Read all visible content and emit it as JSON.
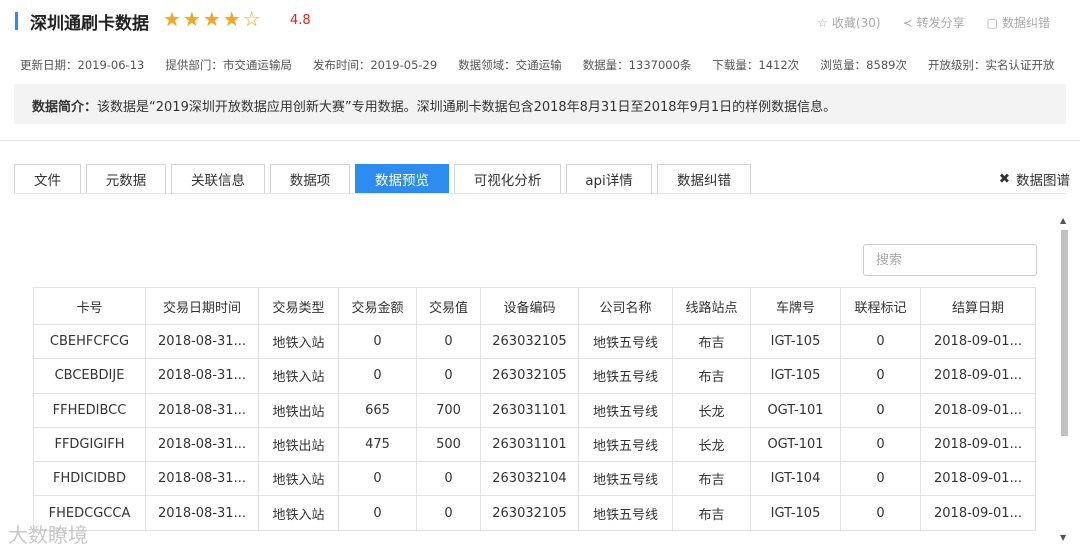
{
  "header": {
    "title": "深圳通刷卡数据",
    "stars": "★★★★☆",
    "rating": "4.8",
    "actions": [
      {
        "icon": "star-outline-icon",
        "glyph": "☆",
        "label": "收藏(30)"
      },
      {
        "icon": "share-icon",
        "glyph": "≺",
        "label": "转发分享"
      },
      {
        "icon": "correction-icon",
        "glyph": "▢",
        "label": "数据纠错"
      }
    ]
  },
  "meta": [
    "更新日期：2019-06-13",
    "提供部门：市交通运输局",
    "发布时间：2019-05-29",
    "数据领域：交通运输",
    "数据量：1337000条",
    "下载量：1412次",
    "浏览量：8589次",
    "开放级别：实名认证开放"
  ],
  "summary": {
    "label": "数据简介：",
    "text": "该数据是“2019深圳开放数据应用创新大赛”专用数据。深圳通刷卡数据包含2018年8月31日至2018年9月1日的样例数据信息。"
  },
  "tabs": [
    {
      "label": "文件",
      "active": false
    },
    {
      "label": "元数据",
      "active": false
    },
    {
      "label": "关联信息",
      "active": false
    },
    {
      "label": "数据项",
      "active": false
    },
    {
      "label": "数据预览",
      "active": true
    },
    {
      "label": "可视化分析",
      "active": false
    },
    {
      "label": "api详情",
      "active": false
    },
    {
      "label": "数据纠错",
      "active": false
    }
  ],
  "graph_link": {
    "icon": "graph-icon",
    "glyph": "✖",
    "label": "数据图谱"
  },
  "search": {
    "placeholder": "搜索"
  },
  "table": {
    "headers": [
      "卡号",
      "交易日期时间",
      "交易类型",
      "交易金额",
      "交易值",
      "设备编码",
      "公司名称",
      "线路站点",
      "车牌号",
      "联程标记",
      "结算日期"
    ],
    "rows": [
      [
        "CBEHFCFCG",
        "2018-08-31...",
        "地铁入站",
        "0",
        "0",
        "263032105",
        "地铁五号线",
        "布吉",
        "IGT-105",
        "0",
        "2018-09-01..."
      ],
      [
        "CBCEBDIJE",
        "2018-08-31...",
        "地铁入站",
        "0",
        "0",
        "263032105",
        "地铁五号线",
        "布吉",
        "IGT-105",
        "0",
        "2018-09-01..."
      ],
      [
        "FFHEDIBCC",
        "2018-08-31...",
        "地铁出站",
        "665",
        "700",
        "263031101",
        "地铁五号线",
        "长龙",
        "OGT-101",
        "0",
        "2018-09-01..."
      ],
      [
        "FFDGIGIFH",
        "2018-08-31...",
        "地铁出站",
        "475",
        "500",
        "263031101",
        "地铁五号线",
        "长龙",
        "OGT-101",
        "0",
        "2018-09-01..."
      ],
      [
        "FHDICIDBD",
        "2018-08-31...",
        "地铁入站",
        "0",
        "0",
        "263032104",
        "地铁五号线",
        "布吉",
        "IGT-104",
        "0",
        "2018-09-01..."
      ],
      [
        "FHEDCGCCA",
        "2018-08-31...",
        "地铁入站",
        "0",
        "0",
        "263032105",
        "地铁五号线",
        "布吉",
        "IGT-105",
        "0",
        "2018-09-01..."
      ]
    ]
  },
  "watermark": "大数瞭境",
  "colors": {
    "accent": "#2d8cf0",
    "star": "#f5a623",
    "rating": "#e2231a"
  }
}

**EXERCISE REQUIREMENTS:** Read through the lines above and collect those that contain the string "icon".

**OUTPUT:**
        "icon": "star-outline-icon",
        "icon": "share-icon",
        "icon": "correction-icon",
    "icon": "graph-icon",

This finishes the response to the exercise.